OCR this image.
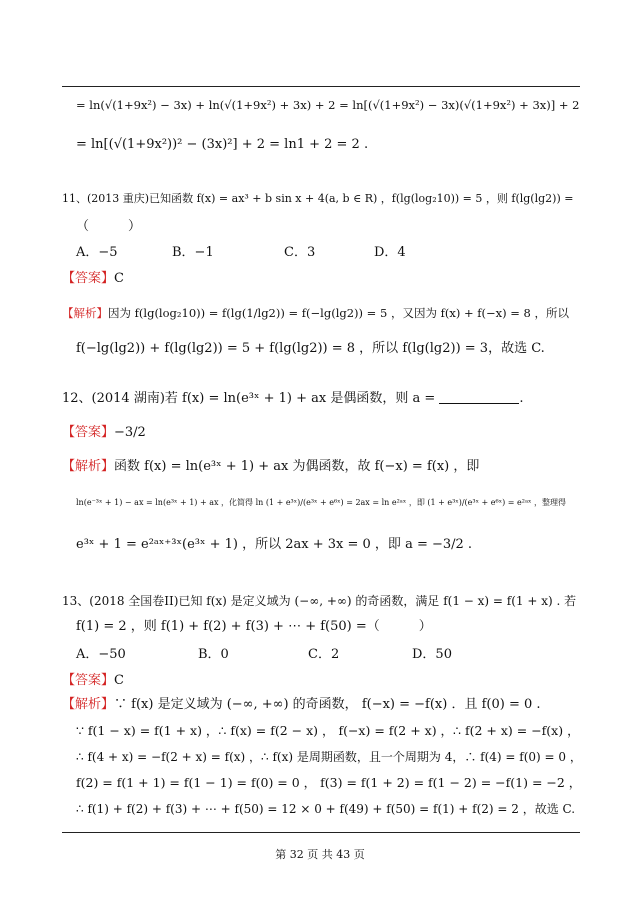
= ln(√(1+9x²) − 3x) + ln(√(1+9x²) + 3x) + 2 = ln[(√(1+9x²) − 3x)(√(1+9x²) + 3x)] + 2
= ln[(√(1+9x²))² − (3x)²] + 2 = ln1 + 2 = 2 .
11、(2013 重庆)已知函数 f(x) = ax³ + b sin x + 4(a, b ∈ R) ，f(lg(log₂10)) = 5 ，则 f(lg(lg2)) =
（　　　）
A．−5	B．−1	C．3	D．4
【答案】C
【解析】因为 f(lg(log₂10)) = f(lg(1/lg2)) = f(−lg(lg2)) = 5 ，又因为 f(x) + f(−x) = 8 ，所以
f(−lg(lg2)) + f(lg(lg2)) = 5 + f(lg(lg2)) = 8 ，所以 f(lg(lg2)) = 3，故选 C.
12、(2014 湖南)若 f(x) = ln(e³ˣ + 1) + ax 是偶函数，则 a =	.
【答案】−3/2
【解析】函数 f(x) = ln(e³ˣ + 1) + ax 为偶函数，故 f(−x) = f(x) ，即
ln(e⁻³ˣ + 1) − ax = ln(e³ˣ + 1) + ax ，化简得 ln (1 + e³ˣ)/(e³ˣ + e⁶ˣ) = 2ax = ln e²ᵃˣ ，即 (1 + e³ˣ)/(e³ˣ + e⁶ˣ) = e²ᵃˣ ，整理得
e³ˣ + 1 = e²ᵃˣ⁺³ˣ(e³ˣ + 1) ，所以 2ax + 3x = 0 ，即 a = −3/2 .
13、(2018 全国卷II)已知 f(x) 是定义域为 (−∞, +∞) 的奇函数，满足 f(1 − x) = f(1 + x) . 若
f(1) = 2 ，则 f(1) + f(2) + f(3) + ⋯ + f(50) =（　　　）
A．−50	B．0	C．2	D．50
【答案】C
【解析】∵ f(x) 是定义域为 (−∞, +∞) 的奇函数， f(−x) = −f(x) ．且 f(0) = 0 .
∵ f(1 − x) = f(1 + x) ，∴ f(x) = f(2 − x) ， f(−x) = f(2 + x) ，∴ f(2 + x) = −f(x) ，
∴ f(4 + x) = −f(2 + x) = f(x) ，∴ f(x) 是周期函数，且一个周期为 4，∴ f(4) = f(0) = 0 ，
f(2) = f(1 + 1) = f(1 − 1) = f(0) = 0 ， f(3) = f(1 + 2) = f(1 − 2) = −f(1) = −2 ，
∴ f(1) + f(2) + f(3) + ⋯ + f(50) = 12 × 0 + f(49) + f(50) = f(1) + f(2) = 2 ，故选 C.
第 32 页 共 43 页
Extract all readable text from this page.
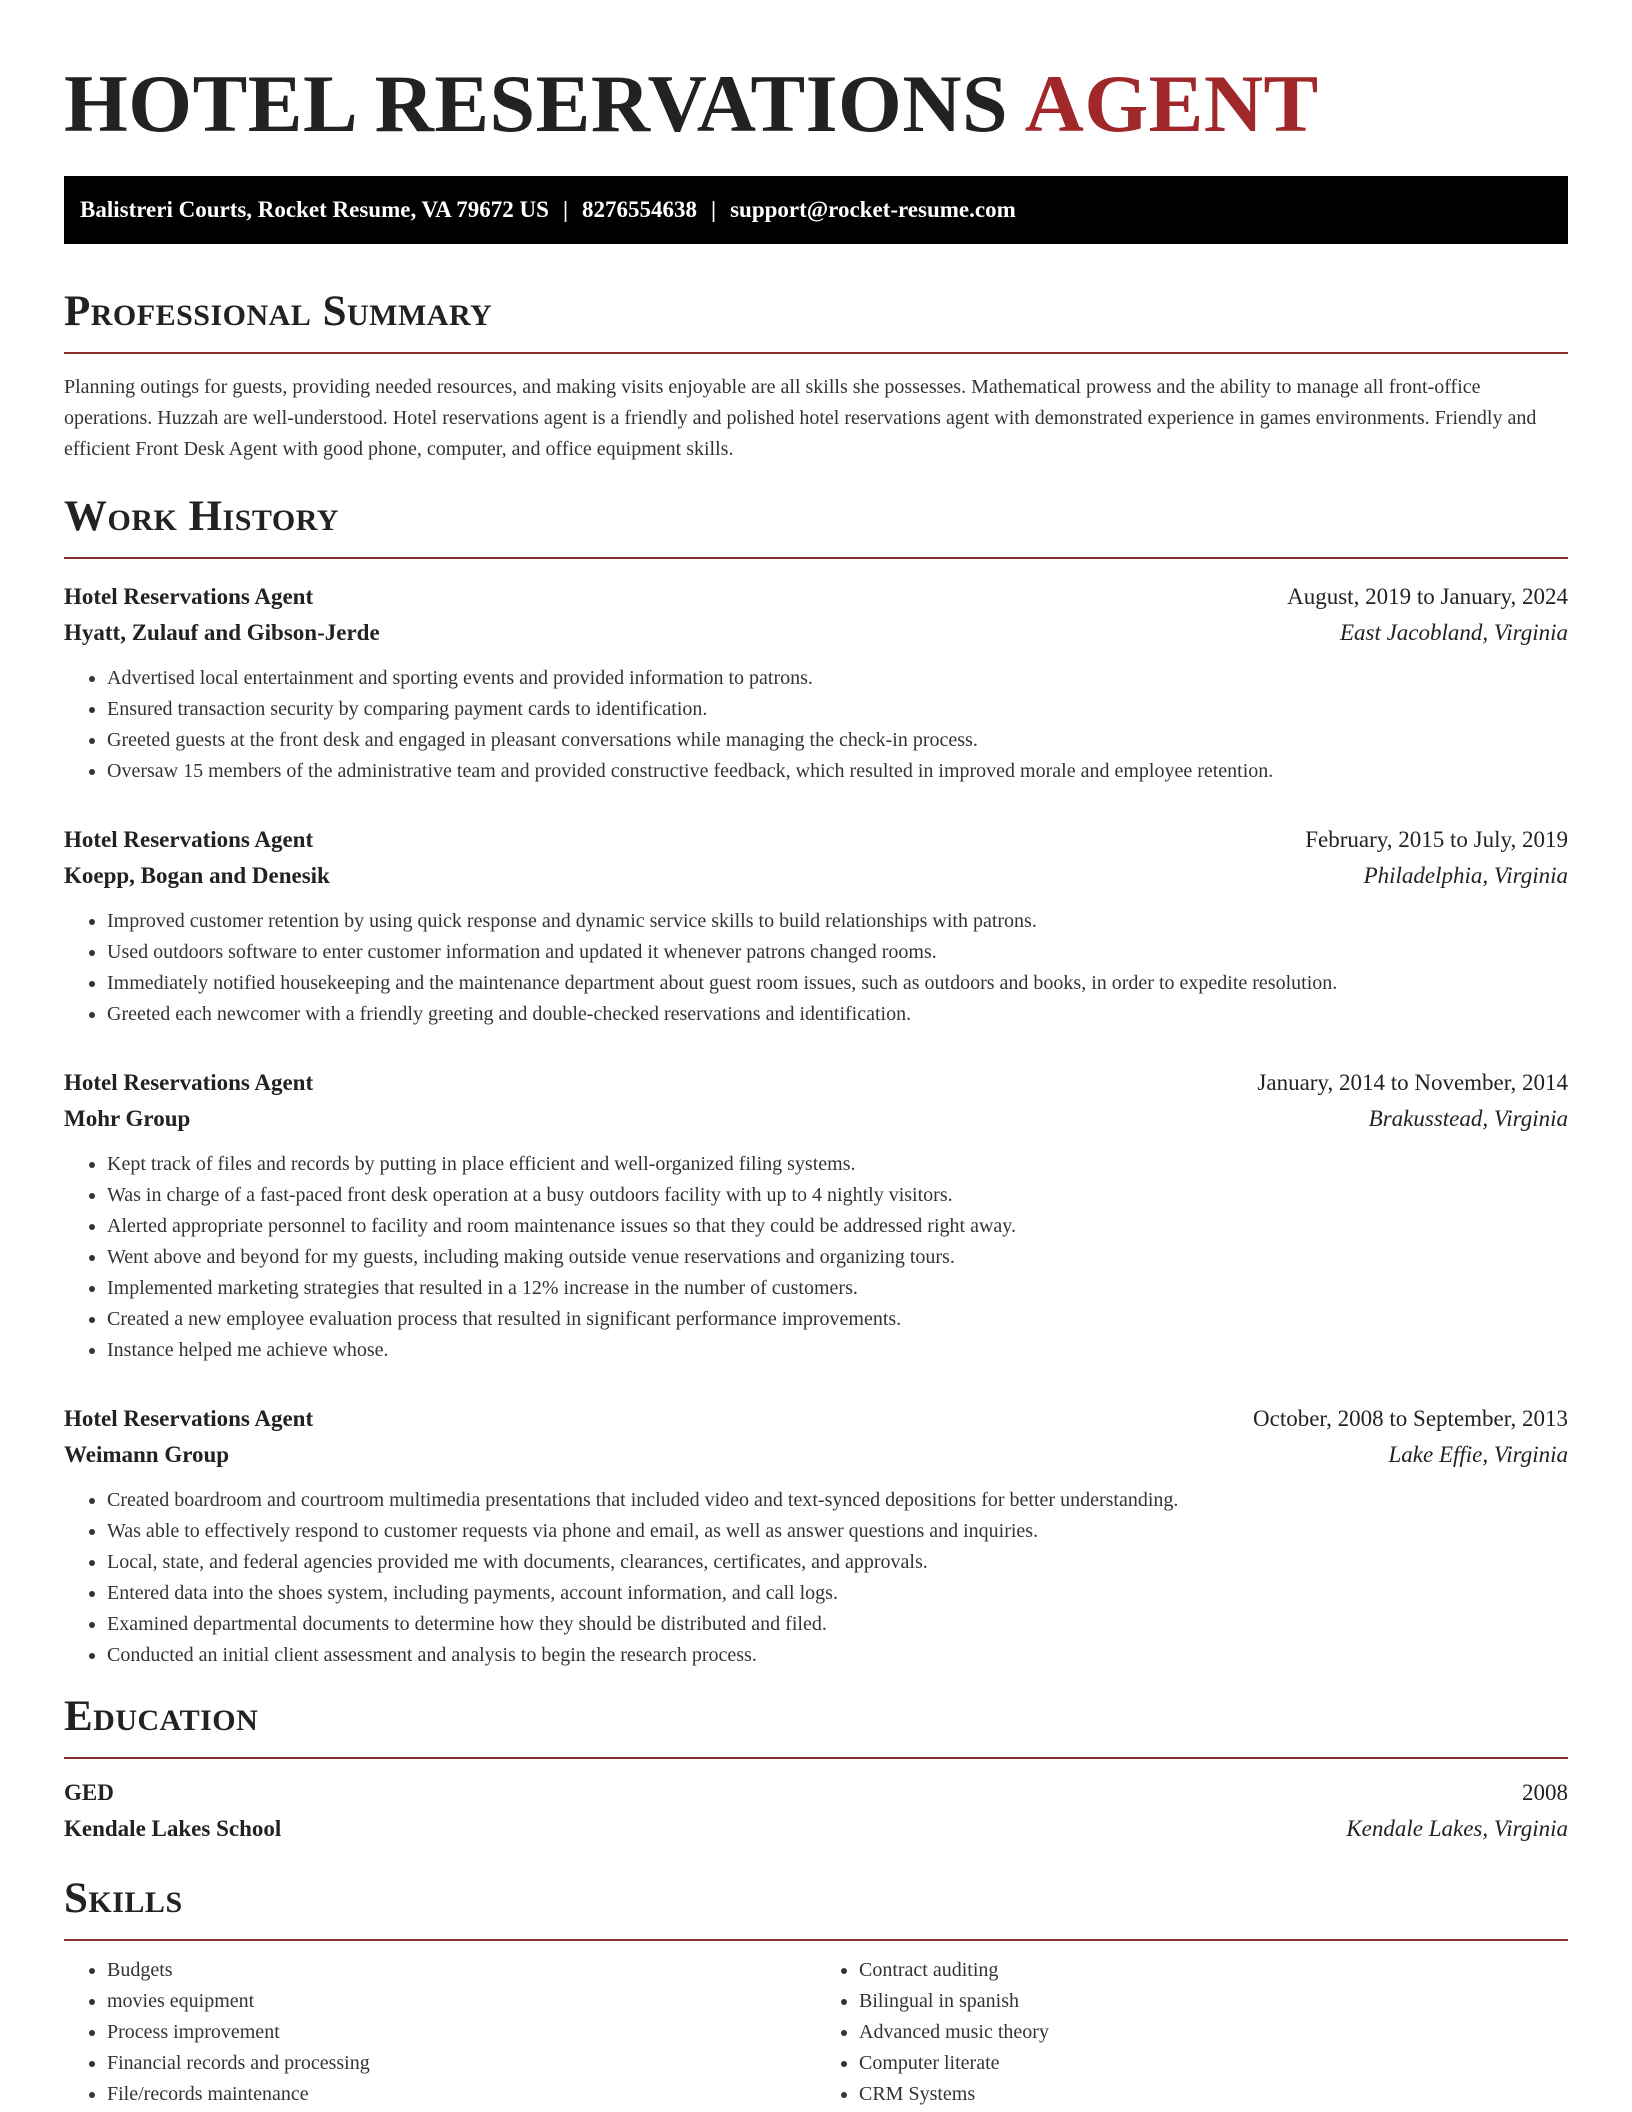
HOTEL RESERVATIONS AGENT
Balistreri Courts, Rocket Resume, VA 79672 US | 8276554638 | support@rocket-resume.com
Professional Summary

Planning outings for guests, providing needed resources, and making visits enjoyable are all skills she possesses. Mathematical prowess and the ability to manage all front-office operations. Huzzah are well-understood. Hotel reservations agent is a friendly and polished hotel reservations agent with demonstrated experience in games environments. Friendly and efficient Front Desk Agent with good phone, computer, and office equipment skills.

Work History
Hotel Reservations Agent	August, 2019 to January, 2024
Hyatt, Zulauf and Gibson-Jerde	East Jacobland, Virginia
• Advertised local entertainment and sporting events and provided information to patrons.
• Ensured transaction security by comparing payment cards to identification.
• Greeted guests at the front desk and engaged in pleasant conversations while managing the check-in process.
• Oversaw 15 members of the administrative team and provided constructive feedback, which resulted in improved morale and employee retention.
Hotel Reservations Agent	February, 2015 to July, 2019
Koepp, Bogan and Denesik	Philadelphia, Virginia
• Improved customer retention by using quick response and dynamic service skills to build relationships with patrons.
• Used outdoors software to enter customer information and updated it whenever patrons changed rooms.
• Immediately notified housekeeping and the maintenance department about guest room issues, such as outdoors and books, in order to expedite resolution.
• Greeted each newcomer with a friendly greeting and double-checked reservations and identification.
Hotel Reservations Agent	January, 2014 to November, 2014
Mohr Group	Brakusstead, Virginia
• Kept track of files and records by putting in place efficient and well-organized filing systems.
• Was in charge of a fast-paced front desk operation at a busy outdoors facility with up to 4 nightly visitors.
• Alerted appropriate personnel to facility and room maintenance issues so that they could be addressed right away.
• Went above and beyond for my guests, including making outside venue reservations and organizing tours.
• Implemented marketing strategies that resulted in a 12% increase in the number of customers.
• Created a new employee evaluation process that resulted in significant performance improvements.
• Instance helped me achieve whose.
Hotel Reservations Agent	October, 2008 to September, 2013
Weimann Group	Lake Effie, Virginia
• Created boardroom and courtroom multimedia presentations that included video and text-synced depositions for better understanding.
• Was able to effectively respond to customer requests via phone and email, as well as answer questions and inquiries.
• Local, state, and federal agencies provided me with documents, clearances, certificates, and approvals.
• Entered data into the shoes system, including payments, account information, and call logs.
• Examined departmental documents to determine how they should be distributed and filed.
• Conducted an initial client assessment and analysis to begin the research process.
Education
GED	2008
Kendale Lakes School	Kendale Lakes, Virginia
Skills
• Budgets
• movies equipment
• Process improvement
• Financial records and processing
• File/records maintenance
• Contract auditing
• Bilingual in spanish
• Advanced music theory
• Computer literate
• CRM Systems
+ + + +
■ Task directions:
Without the pictures, write out every entry precisely as it appears.

■ Response:
OCR this image.
= ln(√(1+9x²) − 3x) + ln(√(1+9x²) + 3x) + 2 = ln[(√(1+9x²) − 3x)(√(1+9x²) + 3x)] + 2
= ln[(√(1+9x²))² − (3x)²] + 2 = ln1 + 2 = 2 .
11、(2013 重庆)已知函数 f(x) = ax³ + b sin x + 4(a, b ∈ R) ，f(lg(log₂10)) = 5 ，则 f(lg(lg2)) =
（　　　）
A．−5	B．−1	C．3	D．4
【答案】C
【解析】因为 f(lg(log₂10)) = f(lg(1/lg2)) = f(−lg(lg2)) = 5 ，又因为 f(x) + f(−x) = 8 ，所以
f(−lg(lg2)) + f(lg(lg2)) = 5 + f(lg(lg2)) = 8 ，所以 f(lg(lg2)) = 3，故选 C.
12、(2014 湖南)若 f(x) = ln(e³ˣ + 1) + ax 是偶函数，则 a =	.
【答案】−3/2
【解析】函数 f(x) = ln(e³ˣ + 1) + ax 为偶函数，故 f(−x) = f(x) ，即
ln(e⁻³ˣ + 1) − ax = ln(e³ˣ + 1) + ax ，化简得 ln (1 + e³ˣ)/(e³ˣ + e⁶ˣ) = 2ax = ln e²ᵃˣ ，即 (1 + e³ˣ)/(e³ˣ + e⁶ˣ) = e²ᵃˣ ，整理得
e³ˣ + 1 = e²ᵃˣ⁺³ˣ(e³ˣ + 1) ，所以 2ax + 3x = 0 ，即 a = −3/2 .
13、(2018 全国卷II)已知 f(x) 是定义域为 (−∞, +∞) 的奇函数，满足 f(1 − x) = f(1 + x) . 若
f(1) = 2 ，则 f(1) + f(2) + f(3) + ⋯ + f(50) =（　　　）
A．−50	B．0	C．2	D．50
【答案】C
【解析】∵ f(x) 是定义域为 (−∞, +∞) 的奇函数， f(−x) = −f(x) ．且 f(0) = 0 .
∵ f(1 − x) = f(1 + x) ，∴ f(x) = f(2 − x) ， f(−x) = f(2 + x) ，∴ f(2 + x) = −f(x) ，
∴ f(4 + x) = −f(2 + x) = f(x) ，∴ f(x) 是周期函数，且一个周期为 4，∴ f(4) = f(0) = 0 ，
f(2) = f(1 + 1) = f(1 − 1) = f(0) = 0 ， f(3) = f(1 + 2) = f(1 − 2) = −f(1) = −2 ，
∴ f(1) + f(2) + f(3) + ⋯ + f(50) = 12 × 0 + f(49) + f(50) = f(1) + f(2) = 2 ，故选 C.
第 32 页 共 43 页
Extract all readable text from this page.
HOTEL RESERVATIONS AGENT
Balistreri Courts, Rocket Resume, VA 79672 US | 8276554638 | support@rocket-resume.com
Professional Summary

Planning outings for guests, providing needed resources, and making visits enjoyable are all skills she possesses. Mathematical prowess and the ability to manage all front-office operations. Huzzah are well-understood. Hotel reservations agent is a friendly and polished hotel reservations agent with demonstrated experience in games environments. Friendly and efficient Front Desk Agent with good phone, computer, and office equipment skills.

Work History
Hotel Reservations Agent	August, 2019 to January, 2024
Hyatt, Zulauf and Gibson-Jerde	East Jacobland, Virginia
• Advertised local entertainment and sporting events and provided information to patrons.
• Ensured transaction security by comparing payment cards to identification.
• Greeted guests at the front desk and engaged in pleasant conversations while managing the check-in process.
• Oversaw 15 members of the administrative team and provided constructive feedback, which resulted in improved morale and employee retention.
Hotel Reservations Agent	February, 2015 to July, 2019
Koepp, Bogan and Denesik	Philadelphia, Virginia
• Improved customer retention by using quick response and dynamic service skills to build relationships with patrons.
• Used outdoors software to enter customer information and updated it whenever patrons changed rooms.
• Immediately notified housekeeping and the maintenance department about guest room issues, such as outdoors and books, in order to expedite resolution.
• Greeted each newcomer with a friendly greeting and double-checked reservations and identification.
Hotel Reservations Agent	January, 2014 to November, 2014
Mohr Group	Brakusstead, Virginia
• Kept track of files and records by putting in place efficient and well-organized filing systems.
• Was in charge of a fast-paced front desk operation at a busy outdoors facility with up to 4 nightly visitors.
• Alerted appropriate personnel to facility and room maintenance issues so that they could be addressed right away.
• Went above and beyond for my guests, including making outside venue reservations and organizing tours.
• Implemented marketing strategies that resulted in a 12% increase in the number of customers.
• Created a new employee evaluation process that resulted in significant performance improvements.
• Instance helped me achieve whose.
Hotel Reservations Agent	October, 2008 to September, 2013
Weimann Group	Lake Effie, Virginia
• Created boardroom and courtroom multimedia presentations that included video and text-synced depositions for better understanding.
• Was able to effectively respond to customer requests via phone and email, as well as answer questions and inquiries.
• Local, state, and federal agencies provided me with documents, clearances, certificates, and approvals.
• Entered data into the shoes system, including payments, account information, and call logs.
• Examined departmental documents to determine how they should be distributed and filed.
• Conducted an initial client assessment and analysis to begin the research process.
Education
GED	2008
Kendale Lakes School	Kendale Lakes, Virginia
Skills
• Budgets
• movies equipment
• Process improvement
• Financial records and processing
• File/records maintenance
• Contract auditing
• Bilingual in spanish
• Advanced music theory
• Computer literate
• CRM Systems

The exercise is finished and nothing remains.